▶ _Provided information_

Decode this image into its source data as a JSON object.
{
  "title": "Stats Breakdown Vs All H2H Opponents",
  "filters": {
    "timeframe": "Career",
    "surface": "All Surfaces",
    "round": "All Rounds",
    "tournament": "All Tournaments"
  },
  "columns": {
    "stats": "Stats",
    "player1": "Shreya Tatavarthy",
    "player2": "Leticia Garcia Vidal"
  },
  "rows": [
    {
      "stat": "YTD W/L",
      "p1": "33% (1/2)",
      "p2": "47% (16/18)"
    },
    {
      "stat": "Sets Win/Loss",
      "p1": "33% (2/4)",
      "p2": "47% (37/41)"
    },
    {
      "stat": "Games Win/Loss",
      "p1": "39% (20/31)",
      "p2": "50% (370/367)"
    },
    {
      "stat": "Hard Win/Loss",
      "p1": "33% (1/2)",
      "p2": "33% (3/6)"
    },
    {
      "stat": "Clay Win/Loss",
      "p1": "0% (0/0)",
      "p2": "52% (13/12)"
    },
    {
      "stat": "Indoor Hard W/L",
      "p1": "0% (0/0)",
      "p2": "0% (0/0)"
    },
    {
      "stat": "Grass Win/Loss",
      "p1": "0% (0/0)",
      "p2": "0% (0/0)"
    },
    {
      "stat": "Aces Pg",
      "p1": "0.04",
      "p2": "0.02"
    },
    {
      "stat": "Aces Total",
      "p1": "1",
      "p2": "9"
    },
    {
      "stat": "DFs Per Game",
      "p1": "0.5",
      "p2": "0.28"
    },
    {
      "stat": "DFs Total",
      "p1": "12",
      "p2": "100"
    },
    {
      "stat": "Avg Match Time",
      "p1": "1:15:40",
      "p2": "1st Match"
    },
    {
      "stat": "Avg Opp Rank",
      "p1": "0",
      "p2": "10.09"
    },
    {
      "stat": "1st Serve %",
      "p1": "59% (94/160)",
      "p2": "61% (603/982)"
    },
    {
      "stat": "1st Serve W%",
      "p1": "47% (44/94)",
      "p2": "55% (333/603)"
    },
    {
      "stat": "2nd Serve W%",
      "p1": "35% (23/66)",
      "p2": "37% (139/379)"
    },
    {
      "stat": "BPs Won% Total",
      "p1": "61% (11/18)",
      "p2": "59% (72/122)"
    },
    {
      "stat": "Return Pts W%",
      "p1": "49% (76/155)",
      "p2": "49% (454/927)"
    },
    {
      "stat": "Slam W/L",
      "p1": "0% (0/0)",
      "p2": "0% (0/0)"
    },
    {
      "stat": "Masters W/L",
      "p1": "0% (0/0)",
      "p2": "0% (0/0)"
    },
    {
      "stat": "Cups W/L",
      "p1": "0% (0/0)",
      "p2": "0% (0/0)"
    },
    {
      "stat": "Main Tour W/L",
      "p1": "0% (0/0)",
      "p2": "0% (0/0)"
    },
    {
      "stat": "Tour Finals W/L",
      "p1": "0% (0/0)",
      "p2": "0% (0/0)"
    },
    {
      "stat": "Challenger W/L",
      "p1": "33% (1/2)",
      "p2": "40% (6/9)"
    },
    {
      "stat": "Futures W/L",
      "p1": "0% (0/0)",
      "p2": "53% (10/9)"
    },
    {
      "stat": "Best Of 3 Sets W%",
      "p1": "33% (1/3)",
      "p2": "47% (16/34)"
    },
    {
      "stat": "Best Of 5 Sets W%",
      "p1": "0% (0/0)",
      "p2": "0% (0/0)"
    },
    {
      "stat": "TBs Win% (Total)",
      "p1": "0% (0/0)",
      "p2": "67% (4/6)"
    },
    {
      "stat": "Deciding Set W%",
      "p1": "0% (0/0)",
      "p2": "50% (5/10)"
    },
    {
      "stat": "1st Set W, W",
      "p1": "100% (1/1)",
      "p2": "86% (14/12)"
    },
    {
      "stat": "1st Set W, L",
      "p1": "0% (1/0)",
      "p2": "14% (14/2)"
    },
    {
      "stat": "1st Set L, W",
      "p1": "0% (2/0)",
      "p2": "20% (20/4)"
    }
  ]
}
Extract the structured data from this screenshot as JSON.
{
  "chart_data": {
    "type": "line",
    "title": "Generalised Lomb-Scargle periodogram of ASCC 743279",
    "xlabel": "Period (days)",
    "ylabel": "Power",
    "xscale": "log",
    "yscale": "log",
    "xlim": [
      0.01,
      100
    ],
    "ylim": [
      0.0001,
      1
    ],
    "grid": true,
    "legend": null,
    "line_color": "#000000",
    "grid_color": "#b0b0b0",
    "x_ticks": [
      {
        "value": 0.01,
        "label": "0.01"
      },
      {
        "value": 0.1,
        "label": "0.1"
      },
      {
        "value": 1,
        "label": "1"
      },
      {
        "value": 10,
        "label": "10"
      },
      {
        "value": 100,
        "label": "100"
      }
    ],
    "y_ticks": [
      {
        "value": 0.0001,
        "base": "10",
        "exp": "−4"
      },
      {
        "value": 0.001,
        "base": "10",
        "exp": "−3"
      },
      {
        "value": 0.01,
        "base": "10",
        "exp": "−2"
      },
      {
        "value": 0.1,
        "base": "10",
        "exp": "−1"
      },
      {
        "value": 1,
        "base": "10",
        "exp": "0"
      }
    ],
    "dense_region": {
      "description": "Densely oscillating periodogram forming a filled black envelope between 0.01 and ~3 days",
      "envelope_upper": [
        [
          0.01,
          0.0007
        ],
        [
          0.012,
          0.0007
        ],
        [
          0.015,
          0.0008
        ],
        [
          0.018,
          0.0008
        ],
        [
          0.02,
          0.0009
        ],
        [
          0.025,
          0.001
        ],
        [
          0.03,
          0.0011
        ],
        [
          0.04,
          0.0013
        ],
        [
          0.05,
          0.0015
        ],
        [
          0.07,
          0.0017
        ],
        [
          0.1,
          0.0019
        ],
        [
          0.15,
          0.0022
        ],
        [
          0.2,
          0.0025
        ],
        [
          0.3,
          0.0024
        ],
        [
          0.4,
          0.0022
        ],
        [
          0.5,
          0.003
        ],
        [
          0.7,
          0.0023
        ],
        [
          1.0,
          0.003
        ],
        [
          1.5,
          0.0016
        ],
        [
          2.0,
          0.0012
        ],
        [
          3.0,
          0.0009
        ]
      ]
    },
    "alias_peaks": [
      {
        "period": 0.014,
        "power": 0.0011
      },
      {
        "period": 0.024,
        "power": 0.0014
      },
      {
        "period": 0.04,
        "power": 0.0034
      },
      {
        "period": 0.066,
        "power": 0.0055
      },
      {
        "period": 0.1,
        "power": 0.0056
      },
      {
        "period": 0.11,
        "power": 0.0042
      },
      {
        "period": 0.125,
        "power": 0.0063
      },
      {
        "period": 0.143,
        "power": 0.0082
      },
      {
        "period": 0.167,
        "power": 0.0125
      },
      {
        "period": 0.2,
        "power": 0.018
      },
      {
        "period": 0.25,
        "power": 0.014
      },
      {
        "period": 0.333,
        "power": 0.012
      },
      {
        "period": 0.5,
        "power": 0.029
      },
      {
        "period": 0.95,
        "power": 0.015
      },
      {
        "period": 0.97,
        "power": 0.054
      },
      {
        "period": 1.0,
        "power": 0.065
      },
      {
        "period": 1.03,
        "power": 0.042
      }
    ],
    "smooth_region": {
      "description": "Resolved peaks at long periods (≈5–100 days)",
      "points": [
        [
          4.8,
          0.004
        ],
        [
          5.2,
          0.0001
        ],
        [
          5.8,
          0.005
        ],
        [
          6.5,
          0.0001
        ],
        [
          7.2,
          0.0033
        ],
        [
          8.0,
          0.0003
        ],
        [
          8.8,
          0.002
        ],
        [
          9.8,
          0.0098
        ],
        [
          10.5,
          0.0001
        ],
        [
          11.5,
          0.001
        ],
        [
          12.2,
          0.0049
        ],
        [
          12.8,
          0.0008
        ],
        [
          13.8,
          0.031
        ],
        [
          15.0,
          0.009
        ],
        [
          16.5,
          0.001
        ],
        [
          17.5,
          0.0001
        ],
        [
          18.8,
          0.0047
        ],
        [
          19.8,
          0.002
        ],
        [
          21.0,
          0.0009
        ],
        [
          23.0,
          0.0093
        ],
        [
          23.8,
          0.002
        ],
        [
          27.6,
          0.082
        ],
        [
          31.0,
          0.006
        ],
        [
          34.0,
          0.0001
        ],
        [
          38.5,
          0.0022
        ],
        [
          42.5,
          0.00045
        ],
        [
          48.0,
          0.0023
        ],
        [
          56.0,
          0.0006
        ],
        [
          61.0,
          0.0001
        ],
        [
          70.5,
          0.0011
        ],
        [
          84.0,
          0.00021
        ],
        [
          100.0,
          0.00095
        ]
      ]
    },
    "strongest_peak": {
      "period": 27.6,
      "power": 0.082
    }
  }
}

▶ _Request_
Above are the records. Copy every line in them holding "Total".

▶ _Response to the exercise_
      "stat": "Aces Total",
      "stat": "DFs Total",
      "stat": "BPs Won% Total",
      "stat": "TBs Win% (Total)",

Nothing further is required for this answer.